# [STATED EXERCISE]
In the data that follows, count the lines in which the word "crore" occurs, and report that figure alone.

((

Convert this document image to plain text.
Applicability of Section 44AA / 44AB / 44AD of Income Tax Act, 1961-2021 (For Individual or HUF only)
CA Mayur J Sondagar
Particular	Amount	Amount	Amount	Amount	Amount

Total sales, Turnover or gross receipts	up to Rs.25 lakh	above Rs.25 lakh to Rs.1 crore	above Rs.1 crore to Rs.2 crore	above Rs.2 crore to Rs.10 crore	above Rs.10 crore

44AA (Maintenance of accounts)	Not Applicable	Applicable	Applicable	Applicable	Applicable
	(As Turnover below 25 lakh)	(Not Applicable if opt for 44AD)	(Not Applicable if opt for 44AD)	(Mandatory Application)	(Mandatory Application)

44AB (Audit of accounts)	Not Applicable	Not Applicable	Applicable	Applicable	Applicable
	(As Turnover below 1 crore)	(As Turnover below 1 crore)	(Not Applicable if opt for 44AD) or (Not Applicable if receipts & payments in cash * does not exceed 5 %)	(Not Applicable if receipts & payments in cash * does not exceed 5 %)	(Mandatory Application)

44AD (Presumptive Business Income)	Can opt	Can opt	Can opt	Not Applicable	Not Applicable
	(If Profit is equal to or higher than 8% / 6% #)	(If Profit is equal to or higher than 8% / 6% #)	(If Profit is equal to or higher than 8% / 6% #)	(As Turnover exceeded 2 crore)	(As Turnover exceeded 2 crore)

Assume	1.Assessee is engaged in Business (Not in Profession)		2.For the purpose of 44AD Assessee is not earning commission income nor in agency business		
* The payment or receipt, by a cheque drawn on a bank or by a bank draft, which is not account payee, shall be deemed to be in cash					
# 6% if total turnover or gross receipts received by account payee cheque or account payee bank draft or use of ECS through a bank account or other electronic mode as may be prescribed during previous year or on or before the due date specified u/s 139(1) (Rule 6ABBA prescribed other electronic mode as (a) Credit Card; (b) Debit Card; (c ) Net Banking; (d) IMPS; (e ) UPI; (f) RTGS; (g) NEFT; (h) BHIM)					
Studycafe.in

))

# [FINISHED TASK]
3